▶ _BRIEF_
Write out the court excerpt word for word from "In his statement to" to "know her name.".

▶ _PROVIDED PASSAGE_
--- START ---

On April 14, 1983, 15 days after complainant was raped, Detective Don Pippin of the Springfield Police Department arrested defendant. Interrogation of defendant by Pippin produced a lengthy written statement, signed by defendant, and ultimately received in evidence over defendant's objection at trial. The admission of this statement in evidence is the subject of defendant's point number 1, and the circumstances of defendant's interrogation by Pippin will be detailed when we address that point.

In his statement to Pippin, defendant, age 32, revealed that in December, 1982, and January, 1983, he had lived in an apartment at the same apartment complex as complainant's apartment. While residing there, defendant had made a key which he believed would unlock all apartments in the complex. He used that key to enter complainant's apartment shortly before 2:00 a.m., March 30, 1983. Defendant knew complainant lived in that apartment, having seen her on prior occasions. He did not, however, know her name.

In his statement, defendant admitted in detail the acts described by complainant, disclosing that he had brought rope, tape, and Vaseline with him when he entered complainant's apartment. Without reciting the particulars of defendant's statement, it is sufficient to say that it closely parallels complainant's version of the incident, and establishes with absolute certainty that defendant was the intruder.

After learning about the key with which defendant had gained entry to complainant's apartment, Detective Pippin asked defendant if he still had it. Defendant informed Pippin that the key was in a room where defendant had been staying in Nixa. Defendant signed a "search waiver" and prepared a note to the owner of the Nixa residence authorizing Pippin to obtain the key.

Pippin thereafter went to the residence, obtained the key, and went to complainant's apartment. There, Pippin inserted the key in the lock and observed that it unlocked complainant's door.

The preliminary hearing was held May 20, 1983, not quite two months after complainant was raped. During that interval, complainant had been shown no photographs of suspects and had viewed no lineups. At the preliminary hearing, defendant was seated at the back of the courtroom with three other males whose physical characteristics were similar to defendant's. Complainant identified defendant on that occasion as the man who had raped her.

--- END ---

▶ _RECORDS PROVIDED_
--- START ---

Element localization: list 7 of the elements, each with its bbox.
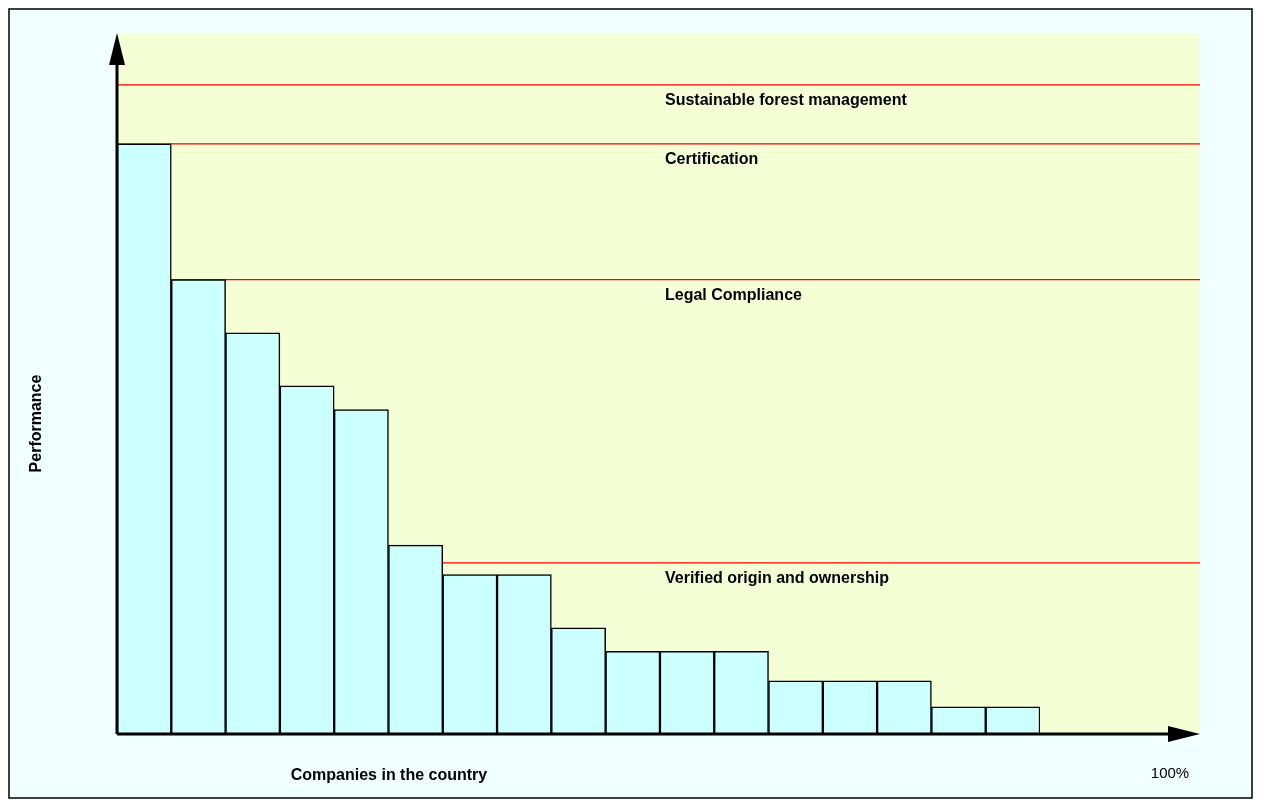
ref-line-label: Sustainable forest management <box>665 91 908 109</box>
ref-line-label: Legal Compliance <box>665 286 803 304</box>
ref-line-label: Certification <box>665 150 759 168</box>
text: 100% <box>1150 763 1190 781</box>
y-axis-title: Performance <box>27 374 45 473</box>
x-axis-title: Companies in the country <box>290 766 488 784</box>
ref-line-label: Verified origin and ownership <box>665 569 890 587</box>
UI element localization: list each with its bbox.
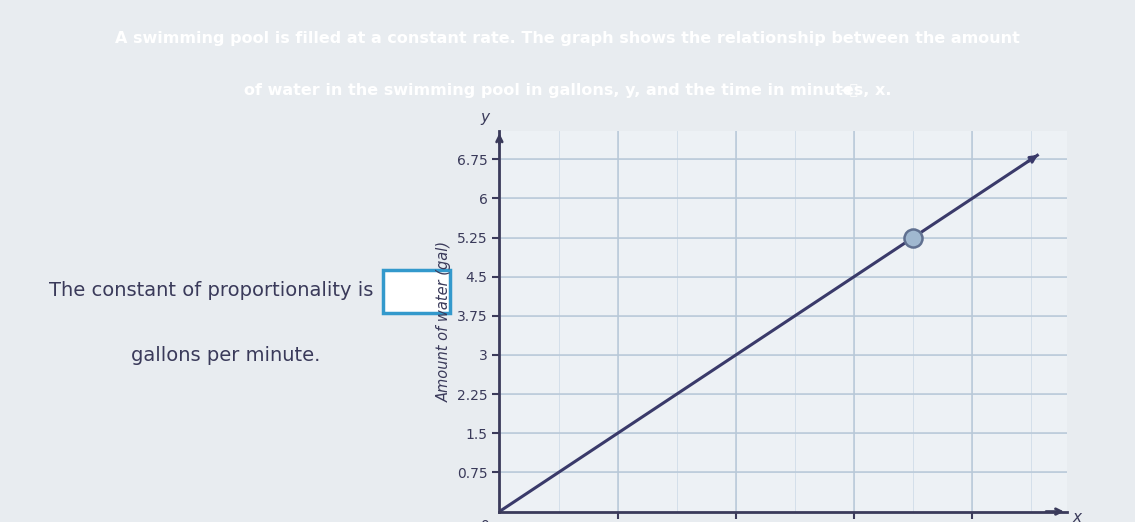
Text: y: y [480, 110, 489, 125]
Text: ◄⧸: ◄⧸ [840, 83, 859, 97]
Text: The constant of proportionality is: The constant of proportionality is [50, 281, 373, 300]
Y-axis label: Amount of water (gal): Amount of water (gal) [436, 241, 452, 401]
Text: gallons per minute.: gallons per minute. [132, 346, 320, 365]
Text: of water in the swimming pool in gallons, y, and the time in minutes, x.: of water in the swimming pool in gallons… [244, 82, 891, 98]
Text: A swimming pool is filled at a constant rate. The graph shows the relationship b: A swimming pool is filled at a constant … [115, 31, 1020, 46]
FancyBboxPatch shape [384, 269, 449, 313]
Text: x: x [1073, 511, 1082, 522]
Text: 0: 0 [480, 519, 489, 522]
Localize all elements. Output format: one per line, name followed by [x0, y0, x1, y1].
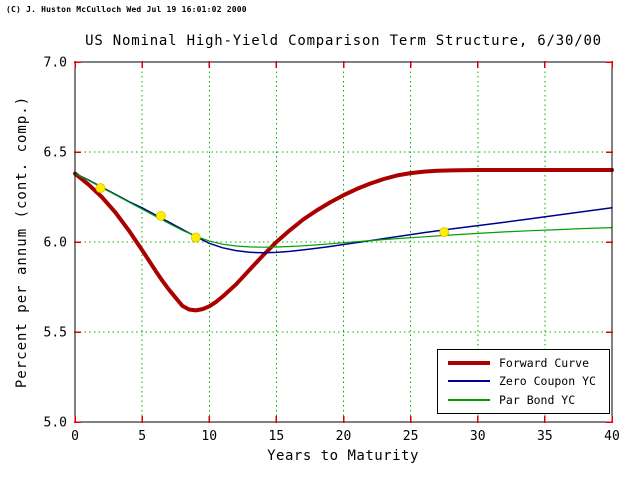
series-line-par-bond-yc — [74, 173, 613, 248]
y-tick-label: 7.0 — [44, 56, 67, 71]
legend-label-forward-curve: Forward Curve — [499, 356, 590, 371]
series-line-forward-curve — [73, 168, 614, 313]
x-tick-label: 0 — [71, 429, 79, 444]
observed-yield-marker — [95, 183, 106, 193]
legend-item-par-bond: Par Bond YC — [438, 393, 609, 407]
legend: Forward Curve Zero Coupon YC Par Bond YC — [437, 349, 610, 414]
y-tick-label: 6.5 — [44, 146, 67, 161]
legend-item-forward-curve: Forward Curve — [438, 356, 609, 370]
x-tick-label: 10 — [201, 429, 217, 444]
x-tick-label: 25 — [403, 429, 419, 444]
y-tick-label: 5.5 — [44, 326, 67, 341]
x-tick-label: 15 — [269, 429, 285, 444]
x-tick-label: 20 — [336, 429, 352, 444]
x-axis-title: Years to Maturity — [267, 448, 419, 464]
chart-title: US Nominal High-Yield Comparison Term St… — [85, 33, 602, 49]
legend-item-zero-coupon: Zero Coupon YC — [438, 374, 609, 388]
x-tick-label: 35 — [537, 429, 553, 444]
legend-label-zero-coupon: Zero Coupon YC — [499, 374, 596, 389]
observed-yield-marker — [190, 232, 201, 243]
y-tick-label: 6.0 — [44, 236, 67, 251]
x-tick-label: 30 — [470, 429, 486, 444]
legend-line-zero-coupon — [448, 380, 490, 383]
series-line-zero-coupon-yc — [74, 172, 613, 254]
y-tick-label: 5.0 — [44, 416, 67, 431]
legend-line-forward-curve — [448, 361, 490, 366]
observed-yield-marker — [156, 210, 166, 221]
copyright-text: (C) J. Huston McCulloch Wed Jul 19 16:01… — [6, 5, 247, 14]
observed-yield-marker — [439, 227, 450, 238]
legend-label-par-bond: Par Bond YC — [499, 392, 576, 407]
legend-line-par-bond — [448, 398, 490, 401]
x-tick-label: 40 — [604, 429, 620, 444]
x-tick-label: 5 — [138, 429, 146, 444]
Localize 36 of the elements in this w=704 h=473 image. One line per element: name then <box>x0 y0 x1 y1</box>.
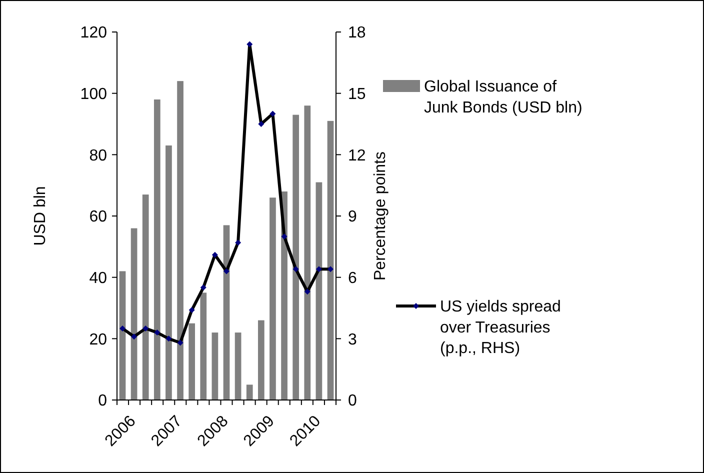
y-tick-label: 100 <box>80 86 108 103</box>
y2-tick-label: 0 <box>348 392 357 410</box>
bar <box>327 120 334 400</box>
legend-label: US yields spread over Treasuries (p.p., RHS) <box>440 298 561 358</box>
bar <box>212 332 218 400</box>
bar <box>270 198 276 400</box>
bar <box>188 323 196 400</box>
y2-tick-label: 9 <box>348 208 357 226</box>
bar <box>200 292 207 400</box>
bar <box>177 81 184 400</box>
bar <box>234 332 242 400</box>
y-tick-label: 60 <box>89 208 108 226</box>
y-tick-label: 40 <box>89 270 108 287</box>
bar <box>119 271 126 400</box>
bar <box>258 320 264 400</box>
y2-tick-label: 12 <box>348 147 366 164</box>
bar <box>304 106 311 400</box>
bar <box>166 145 172 400</box>
y2-tick-label: 15 <box>348 86 366 103</box>
y-axis-title: USD bln <box>32 186 49 246</box>
y2-axis-title: Percentage points <box>372 152 389 280</box>
bar <box>292 114 300 400</box>
y-tick-label: 80 <box>89 147 108 164</box>
y-tick-label: 0 <box>98 392 108 410</box>
bar <box>316 182 322 400</box>
bar <box>223 225 230 400</box>
legend-label: Global Issuance of Junk Bonds (USD bln) <box>424 78 582 116</box>
y-tick-label: 120 <box>80 24 108 42</box>
bar <box>142 194 149 400</box>
y2-tick-label: 3 <box>348 331 357 348</box>
bar <box>246 384 253 400</box>
y-tick-label: 20 <box>89 331 108 348</box>
bar <box>154 99 160 400</box>
bar <box>130 228 138 400</box>
y2-tick-label: 18 <box>348 24 366 42</box>
y2-tick-label: 6 <box>348 270 357 287</box>
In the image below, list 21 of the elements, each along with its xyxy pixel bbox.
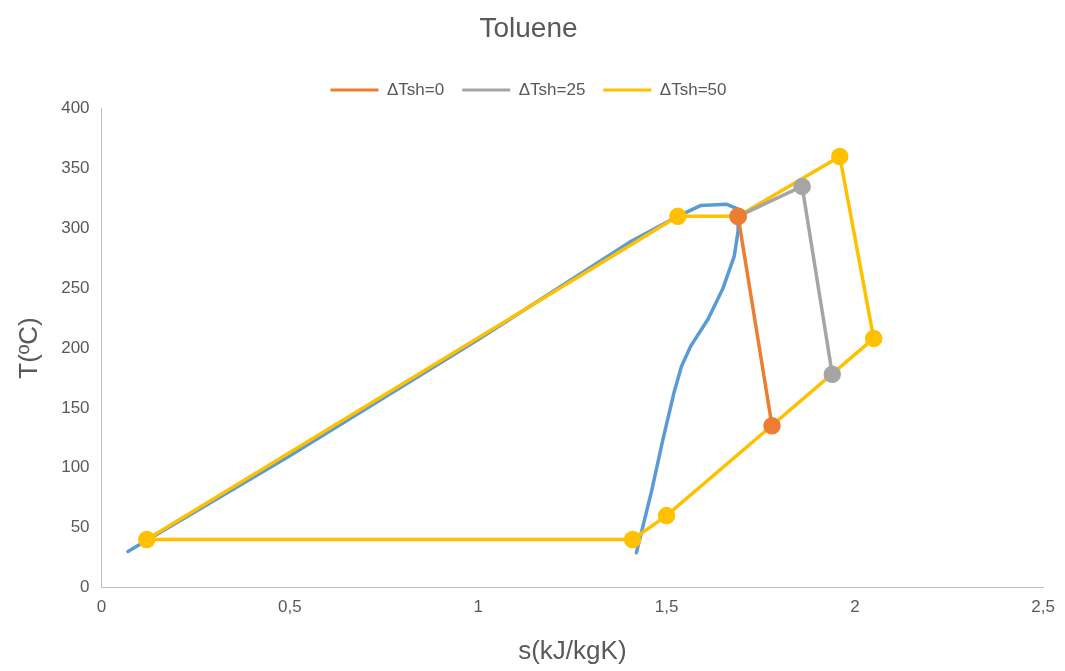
y-tick-label: 250 bbox=[61, 277, 90, 297]
y-tick-label: 50 bbox=[70, 517, 90, 537]
y-tick-label: 300 bbox=[61, 217, 90, 237]
x-tick-label: 1,5 bbox=[654, 597, 679, 617]
x-tick-label: 2 bbox=[850, 597, 860, 617]
y-axis-title: T(ºC) bbox=[12, 317, 43, 379]
legend-label: ΔTsh=50 bbox=[659, 79, 727, 99]
x-tick-label: 0 bbox=[96, 597, 107, 617]
x-tick-label: 2,5 bbox=[1031, 597, 1055, 617]
y-tick-label: 200 bbox=[61, 337, 90, 357]
y-tick-label: 150 bbox=[61, 397, 90, 417]
legend-label: ΔTsh=25 bbox=[518, 79, 586, 99]
x-tick-label: 1 bbox=[473, 597, 483, 617]
y-tick-label: 400 bbox=[61, 98, 90, 118]
y-tick-label: 350 bbox=[61, 158, 90, 178]
legend-label: ΔTsh=0 bbox=[387, 79, 445, 99]
x-axis-title: s(kJ/kgK) bbox=[518, 634, 627, 665]
chart-title: Toluene bbox=[479, 11, 578, 43]
y-tick-label: 100 bbox=[61, 457, 90, 477]
x-tick-label: 0,5 bbox=[278, 597, 302, 617]
y-tick-label: 0 bbox=[80, 577, 90, 597]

--- END ---

▶ _EXPECTED OUTPUT_
In his statement to Pippin, defendant, age 32, revealed that in December, 1982, and January, 1983, he had lived in an apartment at the same apartment complex as complainant's apartment. While residing there, defendant had made a key which he believed would unlock all apartments in the complex. He used that key to enter complainant's apartment shortly before 2:00 a.m., March 30, 1983. Defendant knew complainant lived in that apartment, having seen her on prior occasions. He did not, however, know her name.